*Goal*. Please pull every line from the entries below and reproduce each one character for character.

----- Dataset entries -----

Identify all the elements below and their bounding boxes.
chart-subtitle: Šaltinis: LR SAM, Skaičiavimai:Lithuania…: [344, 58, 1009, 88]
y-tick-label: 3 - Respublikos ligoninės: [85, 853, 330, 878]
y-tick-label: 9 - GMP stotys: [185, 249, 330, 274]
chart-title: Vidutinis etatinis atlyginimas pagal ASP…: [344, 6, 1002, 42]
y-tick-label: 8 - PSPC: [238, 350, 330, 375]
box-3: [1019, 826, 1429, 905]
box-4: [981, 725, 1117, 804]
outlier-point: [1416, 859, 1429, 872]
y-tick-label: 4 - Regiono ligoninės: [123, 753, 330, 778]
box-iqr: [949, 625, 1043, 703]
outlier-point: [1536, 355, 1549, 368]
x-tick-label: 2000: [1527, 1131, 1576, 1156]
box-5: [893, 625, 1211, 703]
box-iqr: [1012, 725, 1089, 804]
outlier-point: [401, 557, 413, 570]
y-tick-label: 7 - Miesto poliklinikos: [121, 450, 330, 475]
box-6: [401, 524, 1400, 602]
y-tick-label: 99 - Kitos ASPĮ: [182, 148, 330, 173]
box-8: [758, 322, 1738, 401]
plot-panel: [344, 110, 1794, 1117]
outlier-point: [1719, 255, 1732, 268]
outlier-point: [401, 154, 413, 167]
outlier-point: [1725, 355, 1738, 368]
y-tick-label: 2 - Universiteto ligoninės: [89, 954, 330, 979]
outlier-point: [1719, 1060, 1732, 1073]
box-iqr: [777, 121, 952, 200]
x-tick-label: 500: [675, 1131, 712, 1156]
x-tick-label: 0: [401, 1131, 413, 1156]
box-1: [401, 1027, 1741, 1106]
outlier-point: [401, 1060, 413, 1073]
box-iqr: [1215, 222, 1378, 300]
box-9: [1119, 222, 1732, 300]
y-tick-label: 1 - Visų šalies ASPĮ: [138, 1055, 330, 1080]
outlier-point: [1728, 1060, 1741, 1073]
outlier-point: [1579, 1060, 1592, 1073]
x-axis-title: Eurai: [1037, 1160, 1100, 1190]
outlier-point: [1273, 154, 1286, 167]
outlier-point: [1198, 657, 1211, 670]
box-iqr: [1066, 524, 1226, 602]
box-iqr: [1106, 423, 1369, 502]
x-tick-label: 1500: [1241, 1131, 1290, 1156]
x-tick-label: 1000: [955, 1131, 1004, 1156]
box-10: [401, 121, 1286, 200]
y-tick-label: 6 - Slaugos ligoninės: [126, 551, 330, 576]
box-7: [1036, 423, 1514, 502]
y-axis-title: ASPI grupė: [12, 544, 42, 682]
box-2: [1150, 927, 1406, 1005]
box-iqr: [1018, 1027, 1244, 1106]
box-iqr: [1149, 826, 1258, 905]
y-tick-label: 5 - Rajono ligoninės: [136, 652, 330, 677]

-----

*Written solution*.
Identify all the elements below and their bounding boxes.
chart-subtitle: Šaltinis: LR SAM, Skaičiavimai:Lithuania…: [344, 58, 1009, 88]
y-tick-label: 3 - Respublikos ligoninės: [85, 853, 330, 878]
y-tick-label: 9 - GMP stotys: [185, 249, 330, 274]
chart-title: Vidutinis etatinis atlyginimas pagal ASP…: [344, 6, 1002, 42]
y-tick-label: 8 - PSPC: [238, 350, 330, 375]
box-3: [1019, 826, 1429, 905]
box-4: [981, 725, 1117, 804]
outlier-point: [1416, 859, 1429, 872]
y-tick-label: 4 - Regiono ligoninės: [123, 753, 330, 778]
box-iqr: [949, 625, 1043, 703]
outlier-point: [1536, 355, 1549, 368]
x-tick-label: 2000: [1527, 1131, 1576, 1156]
box-5: [893, 625, 1211, 703]
box-iqr: [1012, 725, 1089, 804]
outlier-point: [401, 557, 413, 570]
y-tick-label: 7 - Miesto poliklinikos: [121, 450, 330, 475]
box-6: [401, 524, 1400, 602]
y-tick-label: 99 - Kitos ASPĮ: [182, 148, 330, 173]
box-8: [758, 322, 1738, 401]
plot-panel: [344, 110, 1794, 1117]
outlier-point: [1719, 255, 1732, 268]
outlier-point: [401, 154, 413, 167]
outlier-point: [1725, 355, 1738, 368]
y-tick-label: 2 - Universiteto ligoninės: [89, 954, 330, 979]
outlier-point: [1719, 1060, 1732, 1073]
box-iqr: [777, 121, 952, 200]
x-tick-label: 500: [675, 1131, 712, 1156]
x-tick-label: 0: [401, 1131, 413, 1156]
box-1: [401, 1027, 1741, 1106]
outlier-point: [401, 1060, 413, 1073]
box-iqr: [1215, 222, 1378, 300]
box-9: [1119, 222, 1732, 300]
y-tick-label: 1 - Visų šalies ASPĮ: [138, 1055, 330, 1080]
outlier-point: [1728, 1060, 1741, 1073]
outlier-point: [1579, 1060, 1592, 1073]
x-axis-title: Eurai: [1037, 1160, 1100, 1190]
outlier-point: [1273, 154, 1286, 167]
outlier-point: [1198, 657, 1211, 670]
box-iqr: [1066, 524, 1226, 602]
box-iqr: [1106, 423, 1369, 502]
x-tick-label: 1500: [1241, 1131, 1290, 1156]
x-tick-label: 1000: [955, 1131, 1004, 1156]
box-10: [401, 121, 1286, 200]
y-tick-label: 6 - Slaugos ligoninės: [126, 551, 330, 576]
box-7: [1036, 423, 1514, 502]
y-axis-title: ASPI grupė: [12, 544, 42, 682]
box-2: [1150, 927, 1406, 1005]
box-iqr: [1018, 1027, 1244, 1106]
box-iqr: [1149, 826, 1258, 905]
y-tick-label: 5 - Rajono ligoninės: [136, 652, 330, 677]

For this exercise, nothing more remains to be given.